## Written instruction:
Collect all lines below with the string "avec".

(Extracted data entries)
# # # # #
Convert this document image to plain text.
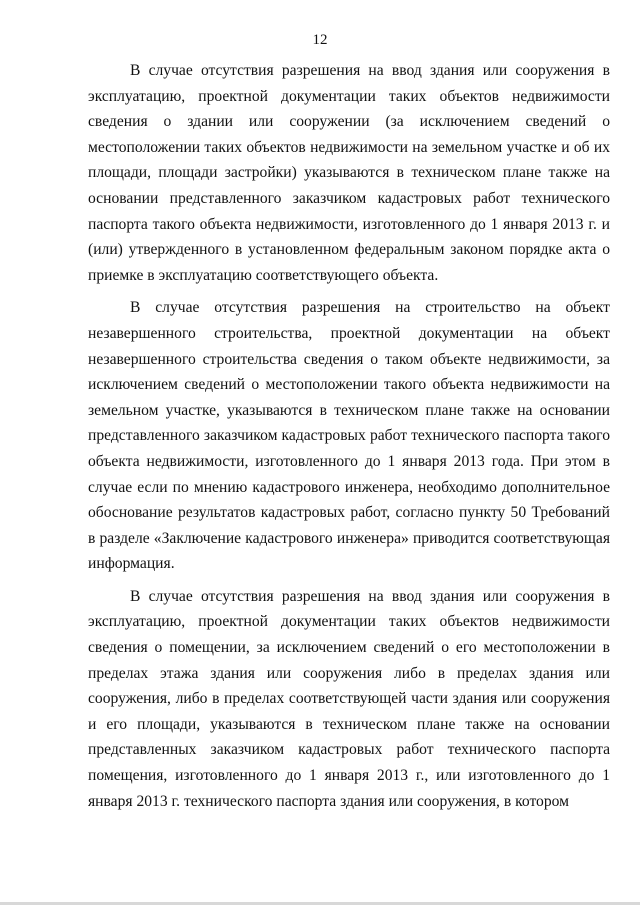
12

В случае отсутствия разрешения на ввод здания или сооружения в эксплуатацию, проектной документации таких объектов недвижимости сведения о здании или сооружении (за исключением сведений о местоположении таких объектов недвижимости на земельном участке и об их площади, площади застройки) указываются в техническом плане также на основании представленного заказчиком кадастровых работ технического паспорта такого объекта недвижимости, изготовленного до 1 января 2013 г. и (или) утвержденного в установленном федеральным законом порядке акта о приемке в эксплуатацию соответствующего объекта.

В случае отсутствия разрешения на строительство на объект незавершенного строительства, проектной документации на объект незавершенного строительства сведения о таком объекте недвижимости, за исключением сведений о местоположении такого объекта недвижимости на земельном участке, указываются в техническом плане также на основании представленного заказчиком кадастровых работ технического паспорта такого объекта недвижимости, изготовленного до 1 января 2013 года. При этом в случае если по мнению кадастрового инженера, необходимо дополнительное обоснование результатов кадастровых работ, согласно пункту 50 Требований в разделе «Заключение кадастрового инженера» приводится соответствующая информация.

В случае отсутствия разрешения на ввод здания или сооружения в эксплуатацию, проектной документации таких объектов недвижимости сведения о помещении, за исключением сведений о его местоположении в пределах этажа здания или сооружения либо в пределах здания или сооружения, либо в пределах соответствующей части здания или сооружения и его площади, указываются в техническом плане также на основании представленных заказчиком кадастровых работ технического паспорта помещения, изготовленного до 1 января 2013 г., или изготовленного до 1 января 2013 г. технического паспорта здания или сооружения, в котором
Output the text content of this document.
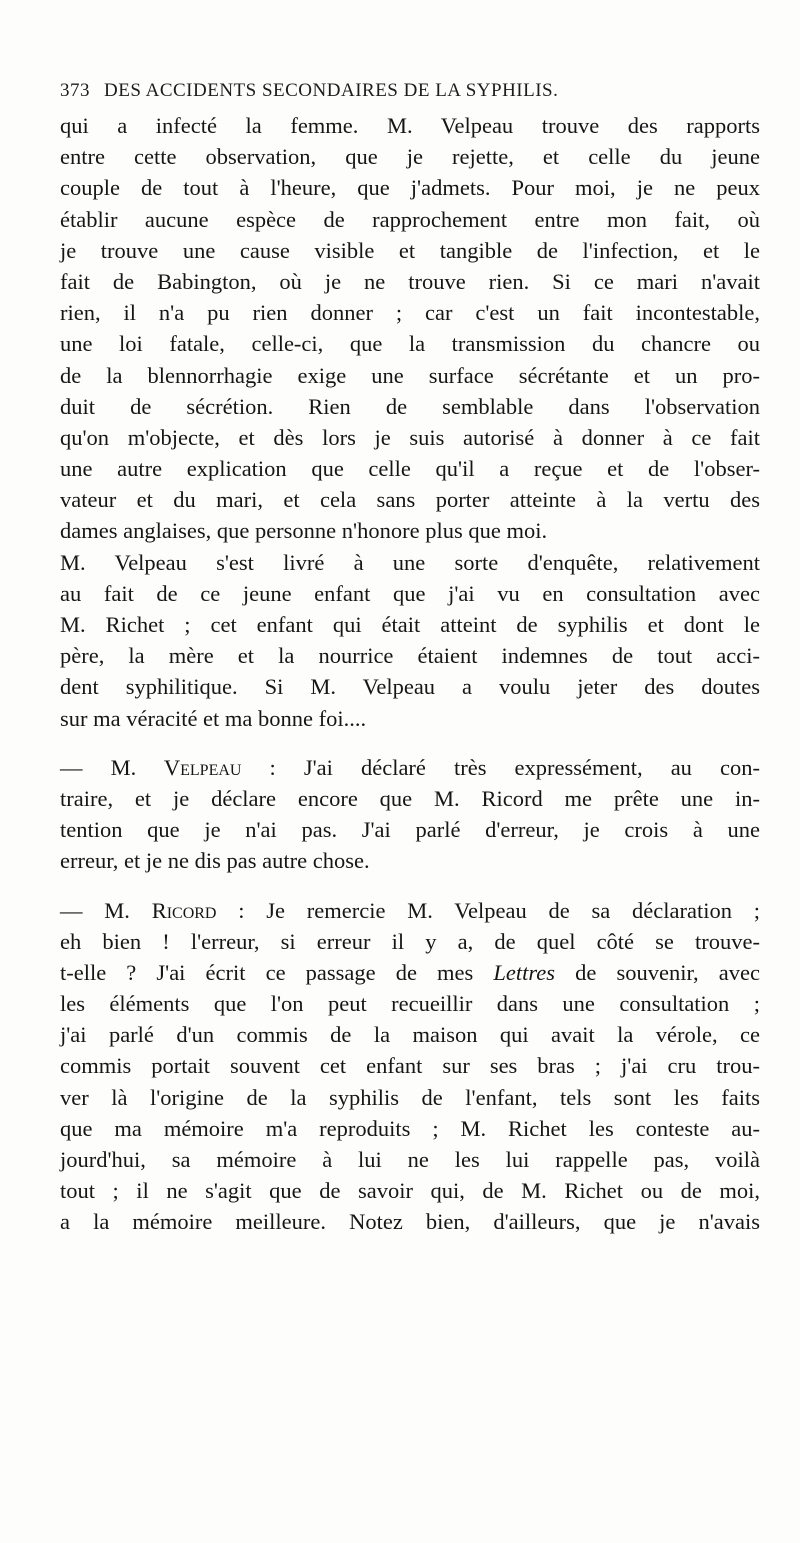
373 DES ACCIDENTS SECONDAIRES DE LA SYPHILIS.
qui a infecté la femme. M. Velpeau trouve des rapports
entre cette observation, que je rejette, et celle du jeune
couple de tout à l'heure, que j'admets. Pour moi, je ne peux
établir aucune espèce de rapprochement entre mon fait, où
je trouve une cause visible et tangible de l'infection, et le
fait de Babington, où je ne trouve rien. Si ce mari n'avait
rien, il n'a pu rien donner ; car c'est un fait incontestable,
une loi fatale, celle-ci, que la transmission du chancre ou
de la blennorrhagie exige une surface sécrétante et un pro-
duit de sécrétion. Rien de semblable dans l'observation
qu'on m'objecte, et dès lors je suis autorisé à donner à ce fait
une autre explication que celle qu'il a reçue et de l'obser-
vateur et du mari, et cela sans porter atteinte à la vertu des
dames anglaises, que personne n'honore plus que moi.
M. Velpeau s'est livré à une sorte d'enquête, relativement
au fait de ce jeune enfant que j'ai vu en consultation avec
M. Richet ; cet enfant qui était atteint de syphilis et dont le
père, la mère et la nourrice étaient indemnes de tout acci-
dent syphilitique. Si M. Velpeau a voulu jeter des doutes
sur ma véracité et ma bonne foi....
— M. Velpeau : J'ai déclaré très expressément, au con-
traire, et je déclare encore que M. Ricord me prête une in-
tention que je n'ai pas. J'ai parlé d'erreur, je crois à une
erreur, et je ne dis pas autre chose.
— M. Ricord : Je remercie M. Velpeau de sa déclaration ;
eh bien ! l'erreur, si erreur il y a, de quel côté se trouve-
t-elle ? J'ai écrit ce passage de mes Lettres de souvenir, avec
les éléments que l'on peut recueillir dans une consultation ;
j'ai parlé d'un commis de la maison qui avait la vérole, ce
commis portait souvent cet enfant sur ses bras ; j'ai cru trou-
ver là l'origine de la syphilis de l'enfant, tels sont les faits
que ma mémoire m'a reproduits ; M. Richet les conteste au-
jourd'hui, sa mémoire à lui ne les lui rappelle pas, voilà
tout ; il ne s'agit que de savoir qui, de M. Richet ou de moi,
a la mémoire meilleure. Notez bien, d'ailleurs, que je n'avais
# # # # #
## Correct output:
au fait de ce jeune enfant que j'ai vu en consultation avec
t-elle ? J'ai écrit ce passage de mes Lettres de souvenir, avec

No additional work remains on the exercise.